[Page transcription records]
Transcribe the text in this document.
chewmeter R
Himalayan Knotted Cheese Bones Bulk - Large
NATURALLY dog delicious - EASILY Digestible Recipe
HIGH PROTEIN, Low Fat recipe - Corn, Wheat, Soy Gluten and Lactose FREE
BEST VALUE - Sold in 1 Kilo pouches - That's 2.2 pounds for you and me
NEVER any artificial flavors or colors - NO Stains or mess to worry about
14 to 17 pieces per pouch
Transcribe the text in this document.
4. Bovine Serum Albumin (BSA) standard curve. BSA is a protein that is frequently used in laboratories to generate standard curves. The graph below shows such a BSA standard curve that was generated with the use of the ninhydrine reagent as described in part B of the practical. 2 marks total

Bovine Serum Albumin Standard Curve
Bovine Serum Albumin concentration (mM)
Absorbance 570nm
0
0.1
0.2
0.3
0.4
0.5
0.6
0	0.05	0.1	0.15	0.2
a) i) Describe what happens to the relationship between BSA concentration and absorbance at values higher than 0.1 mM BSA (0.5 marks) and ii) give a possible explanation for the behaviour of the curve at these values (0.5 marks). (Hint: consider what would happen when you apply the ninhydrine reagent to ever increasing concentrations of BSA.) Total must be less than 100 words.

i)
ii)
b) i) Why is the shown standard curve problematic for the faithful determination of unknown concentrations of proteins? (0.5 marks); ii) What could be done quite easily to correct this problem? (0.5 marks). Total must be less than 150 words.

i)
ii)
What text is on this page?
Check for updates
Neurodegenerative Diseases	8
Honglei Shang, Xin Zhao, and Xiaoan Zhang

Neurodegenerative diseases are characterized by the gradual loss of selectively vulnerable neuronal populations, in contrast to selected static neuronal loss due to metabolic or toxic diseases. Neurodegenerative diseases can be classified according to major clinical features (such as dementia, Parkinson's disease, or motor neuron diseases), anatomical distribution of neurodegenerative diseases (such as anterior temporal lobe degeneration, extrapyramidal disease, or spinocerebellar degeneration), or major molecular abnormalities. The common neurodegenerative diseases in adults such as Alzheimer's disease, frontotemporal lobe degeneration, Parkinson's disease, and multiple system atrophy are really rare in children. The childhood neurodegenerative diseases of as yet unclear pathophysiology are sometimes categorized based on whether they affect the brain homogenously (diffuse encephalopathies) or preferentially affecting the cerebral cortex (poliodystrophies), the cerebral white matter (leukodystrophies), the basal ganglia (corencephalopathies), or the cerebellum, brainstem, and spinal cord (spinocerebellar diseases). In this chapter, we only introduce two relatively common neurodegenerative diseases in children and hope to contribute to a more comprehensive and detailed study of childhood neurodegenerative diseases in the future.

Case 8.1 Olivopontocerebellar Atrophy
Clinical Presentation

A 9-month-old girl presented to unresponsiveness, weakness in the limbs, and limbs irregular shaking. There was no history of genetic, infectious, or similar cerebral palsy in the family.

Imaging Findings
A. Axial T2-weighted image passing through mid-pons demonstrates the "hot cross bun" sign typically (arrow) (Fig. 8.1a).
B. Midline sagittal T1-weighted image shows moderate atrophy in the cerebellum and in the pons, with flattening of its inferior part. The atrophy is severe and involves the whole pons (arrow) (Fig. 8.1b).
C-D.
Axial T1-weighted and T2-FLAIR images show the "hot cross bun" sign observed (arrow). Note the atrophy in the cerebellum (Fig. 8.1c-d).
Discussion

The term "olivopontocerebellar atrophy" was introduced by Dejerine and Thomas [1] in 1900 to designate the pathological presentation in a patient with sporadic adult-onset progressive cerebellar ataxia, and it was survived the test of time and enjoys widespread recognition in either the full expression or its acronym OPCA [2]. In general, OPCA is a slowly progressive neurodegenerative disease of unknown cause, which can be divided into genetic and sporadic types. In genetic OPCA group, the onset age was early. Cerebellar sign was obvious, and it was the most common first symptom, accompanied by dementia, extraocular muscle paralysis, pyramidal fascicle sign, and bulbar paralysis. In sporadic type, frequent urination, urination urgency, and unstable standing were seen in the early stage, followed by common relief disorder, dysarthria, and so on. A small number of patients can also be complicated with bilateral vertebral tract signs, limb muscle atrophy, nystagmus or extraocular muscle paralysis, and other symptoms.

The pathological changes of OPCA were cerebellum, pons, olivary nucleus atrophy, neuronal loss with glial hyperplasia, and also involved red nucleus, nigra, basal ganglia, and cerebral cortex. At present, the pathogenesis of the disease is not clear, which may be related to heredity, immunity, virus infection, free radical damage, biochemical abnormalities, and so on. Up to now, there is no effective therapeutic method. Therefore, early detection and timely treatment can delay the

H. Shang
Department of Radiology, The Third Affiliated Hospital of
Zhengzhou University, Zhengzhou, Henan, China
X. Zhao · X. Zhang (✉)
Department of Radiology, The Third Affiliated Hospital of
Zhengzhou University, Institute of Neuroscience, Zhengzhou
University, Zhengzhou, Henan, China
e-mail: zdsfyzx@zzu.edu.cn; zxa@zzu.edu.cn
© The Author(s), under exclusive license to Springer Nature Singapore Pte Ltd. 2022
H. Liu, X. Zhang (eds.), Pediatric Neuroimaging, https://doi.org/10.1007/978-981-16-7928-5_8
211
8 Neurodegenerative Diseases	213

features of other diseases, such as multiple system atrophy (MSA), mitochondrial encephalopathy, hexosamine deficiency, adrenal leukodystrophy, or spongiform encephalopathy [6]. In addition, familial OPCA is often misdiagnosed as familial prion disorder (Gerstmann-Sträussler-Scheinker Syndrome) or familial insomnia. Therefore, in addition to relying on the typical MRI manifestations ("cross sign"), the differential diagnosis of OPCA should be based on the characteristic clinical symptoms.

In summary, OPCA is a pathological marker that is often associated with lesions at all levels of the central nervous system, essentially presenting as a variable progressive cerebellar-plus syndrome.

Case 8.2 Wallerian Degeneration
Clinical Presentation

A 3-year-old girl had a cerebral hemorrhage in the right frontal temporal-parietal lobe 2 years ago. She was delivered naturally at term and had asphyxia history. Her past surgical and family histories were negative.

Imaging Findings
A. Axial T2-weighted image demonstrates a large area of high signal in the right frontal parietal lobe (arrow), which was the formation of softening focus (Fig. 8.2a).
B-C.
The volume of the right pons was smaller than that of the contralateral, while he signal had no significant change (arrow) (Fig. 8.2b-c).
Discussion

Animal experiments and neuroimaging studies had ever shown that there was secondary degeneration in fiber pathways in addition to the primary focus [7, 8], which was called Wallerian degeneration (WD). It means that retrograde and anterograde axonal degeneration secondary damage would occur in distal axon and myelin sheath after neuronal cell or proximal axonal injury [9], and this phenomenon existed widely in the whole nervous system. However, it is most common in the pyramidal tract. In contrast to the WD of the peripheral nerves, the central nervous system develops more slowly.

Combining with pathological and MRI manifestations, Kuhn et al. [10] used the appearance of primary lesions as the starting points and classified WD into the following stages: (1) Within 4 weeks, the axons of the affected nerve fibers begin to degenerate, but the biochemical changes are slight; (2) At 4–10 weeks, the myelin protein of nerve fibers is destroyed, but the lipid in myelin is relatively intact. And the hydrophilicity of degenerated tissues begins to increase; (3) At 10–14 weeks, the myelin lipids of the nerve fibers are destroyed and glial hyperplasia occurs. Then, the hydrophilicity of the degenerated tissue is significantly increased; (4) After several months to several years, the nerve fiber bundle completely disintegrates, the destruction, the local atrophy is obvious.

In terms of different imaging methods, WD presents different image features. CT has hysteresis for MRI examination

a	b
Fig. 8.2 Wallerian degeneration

# WORK ORDER
Each record above must be restated in full, word for word.

# EXERCISE RESPONSE
Transcribe the text in this document.
chewmeter R
Himalayan Knotted Cheese Bones Bulk - Large
NATURALLY dog delicious - EASILY Digestible Recipe
HIGH PROTEIN, Low Fat recipe - Corn, Wheat, Soy Gluten and Lactose FREE
BEST VALUE - Sold in 1 Kilo pouches - That's 2.2 pounds for you and me
NEVER any artificial flavors or colors - NO Stains or mess to worry about
14 to 17 pieces per pouch
Transcribe the text in this document.
4. Bovine Serum Albumin (BSA) standard curve. BSA is a protein that is frequently used in laboratories to generate standard curves. The graph below shows such a BSA standard curve that was generated with the use of the ninhydrine reagent as described in part B of the practical. 2 marks total

Bovine Serum Albumin Standard Curve
Bovine Serum Albumin concentration (mM)
Absorbance 570nm
0
0.1
0.2
0.3
0.4
0.5
0.6
0	0.05	0.1	0.15	0.2
a) i) Describe what happens to the relationship between BSA concentration and absorbance at values higher than 0.1 mM BSA (0.5 marks) and ii) give a possible explanation for the behaviour of the curve at these values (0.5 marks). (Hint: consider what would happen when you apply the ninhydrine reagent to ever increasing concentrations of BSA.) Total must be less than 100 words.

i)
ii)
b) i) Why is the shown standard curve problematic for the faithful determination of unknown concentrations of proteins? (0.5 marks); ii) What could be done quite easily to correct this problem? (0.5 marks). Total must be less than 150 words.

i)
ii)
What text is on this page?
Check for updates
Neurodegenerative Diseases	8
Honglei Shang, Xin Zhao, and Xiaoan Zhang

Neurodegenerative diseases are characterized by the gradual loss of selectively vulnerable neuronal populations, in contrast to selected static neuronal loss due to metabolic or toxic diseases. Neurodegenerative diseases can be classified according to major clinical features (such as dementia, Parkinson's disease, or motor neuron diseases), anatomical distribution of neurodegenerative diseases (such as anterior temporal lobe degeneration, extrapyramidal disease, or spinocerebellar degeneration), or major molecular abnormalities. The common neurodegenerative diseases in adults such as Alzheimer's disease, frontotemporal lobe degeneration, Parkinson's disease, and multiple system atrophy are really rare in children. The childhood neurodegenerative diseases of as yet unclear pathophysiology are sometimes categorized based on whether they affect the brain homogenously (diffuse encephalopathies) or preferentially affecting the cerebral cortex (poliodystrophies), the cerebral white matter (leukodystrophies), the basal ganglia (corencephalopathies), or the cerebellum, brainstem, and spinal cord (spinocerebellar diseases). In this chapter, we only introduce two relatively common neurodegenerative diseases in children and hope to contribute to a more comprehensive and detailed study of childhood neurodegenerative diseases in the future.

Case 8.1 Olivopontocerebellar Atrophy
Clinical Presentation

A 9-month-old girl presented to unresponsiveness, weakness in the limbs, and limbs irregular shaking. There was no history of genetic, infectious, or similar cerebral palsy in the family.

Imaging Findings
A. Axial T2-weighted image passing through mid-pons demonstrates the "hot cross bun" sign typically (arrow) (Fig. 8.1a).
B. Midline sagittal T1-weighted image shows moderate atrophy in the cerebellum and in the pons, with flattening of its inferior part. The atrophy is severe and involves the whole pons (arrow) (Fig. 8.1b).
C-D.
Axial T1-weighted and T2-FLAIR images show the "hot cross bun" sign observed (arrow). Note the atrophy in the cerebellum (Fig. 8.1c-d).
Discussion

The term "olivopontocerebellar atrophy" was introduced by Dejerine and Thomas [1] in 1900 to designate the pathological presentation in a patient with sporadic adult-onset progressive cerebellar ataxia, and it was survived the test of time and enjoys widespread recognition in either the full expression or its acronym OPCA [2]. In general, OPCA is a slowly progressive neurodegenerative disease of unknown cause, which can be divided into genetic and sporadic types. In genetic OPCA group, the onset age was early. Cerebellar sign was obvious, and it was the most common first symptom, accompanied by dementia, extraocular muscle paralysis, pyramidal fascicle sign, and bulbar paralysis. In sporadic type, frequent urination, urination urgency, and unstable standing were seen in the early stage, followed by common relief disorder, dysarthria, and so on. A small number of patients can also be complicated with bilateral vertebral tract signs, limb muscle atrophy, nystagmus or extraocular muscle paralysis, and other symptoms.

The pathological changes of OPCA were cerebellum, pons, olivary nucleus atrophy, neuronal loss with glial hyperplasia, and also involved red nucleus, nigra, basal ganglia, and cerebral cortex. At present, the pathogenesis of the disease is not clear, which may be related to heredity, immunity, virus infection, free radical damage, biochemical abnormalities, and so on. Up to now, there is no effective therapeutic method. Therefore, early detection and timely treatment can delay the

H. Shang
Department of Radiology, The Third Affiliated Hospital of
Zhengzhou University, Zhengzhou, Henan, China
X. Zhao · X. Zhang (✉)
Department of Radiology, The Third Affiliated Hospital of
Zhengzhou University, Institute of Neuroscience, Zhengzhou
University, Zhengzhou, Henan, China
e-mail: zdsfyzx@zzu.edu.cn; zxa@zzu.edu.cn
© The Author(s), under exclusive license to Springer Nature Singapore Pte Ltd. 2022
H. Liu, X. Zhang (eds.), Pediatric Neuroimaging, https://doi.org/10.1007/978-981-16-7928-5_8
211
8 Neurodegenerative Diseases	213

features of other diseases, such as multiple system atrophy (MSA), mitochondrial encephalopathy, hexosamine deficiency, adrenal leukodystrophy, or spongiform encephalopathy [6]. In addition, familial OPCA is often misdiagnosed as familial prion disorder (Gerstmann-Sträussler-Scheinker Syndrome) or familial insomnia. Therefore, in addition to relying on the typical MRI manifestations ("cross sign"), the differential diagnosis of OPCA should be based on the characteristic clinical symptoms.

In summary, OPCA is a pathological marker that is often associated with lesions at all levels of the central nervous system, essentially presenting as a variable progressive cerebellar-plus syndrome.

Case 8.2 Wallerian Degeneration
Clinical Presentation

A 3-year-old girl had a cerebral hemorrhage in the right frontal temporal-parietal lobe 2 years ago. She was delivered naturally at term and had asphyxia history. Her past surgical and family histories were negative.

Imaging Findings
A. Axial T2-weighted image demonstrates a large area of high signal in the right frontal parietal lobe (arrow), which was the formation of softening focus (Fig. 8.2a).
B-C.
The volume of the right pons was smaller than that of the contralateral, while he signal had no significant change (arrow) (Fig. 8.2b-c).
Discussion

Animal experiments and neuroimaging studies had ever shown that there was secondary degeneration in fiber pathways in addition to the primary focus [7, 8], which was called Wallerian degeneration (WD). It means that retrograde and anterograde axonal degeneration secondary damage would occur in distal axon and myelin sheath after neuronal cell or proximal axonal injury [9], and this phenomenon existed widely in the whole nervous system. However, it is most common in the pyramidal tract. In contrast to the WD of the peripheral nerves, the central nervous system develops more slowly.

Combining with pathological and MRI manifestations, Kuhn et al. [10] used the appearance of primary lesions as the starting points and classified WD into the following stages: (1) Within 4 weeks, the axons of the affected nerve fibers begin to degenerate, but the biochemical changes are slight; (2) At 4–10 weeks, the myelin protein of nerve fibers is destroyed, but the lipid in myelin is relatively intact. And the hydrophilicity of degenerated tissues begins to increase; (3) At 10–14 weeks, the myelin lipids of the nerve fibers are destroyed and glial hyperplasia occurs. Then, the hydrophilicity of the degenerated tissue is significantly increased; (4) After several months to several years, the nerve fiber bundle completely disintegrates, the destruction, the local atrophy is obvious.

In terms of different imaging methods, WD presents different image features. CT has hysteresis for MRI examination

a	b
Fig. 8.2 Wallerian degeneration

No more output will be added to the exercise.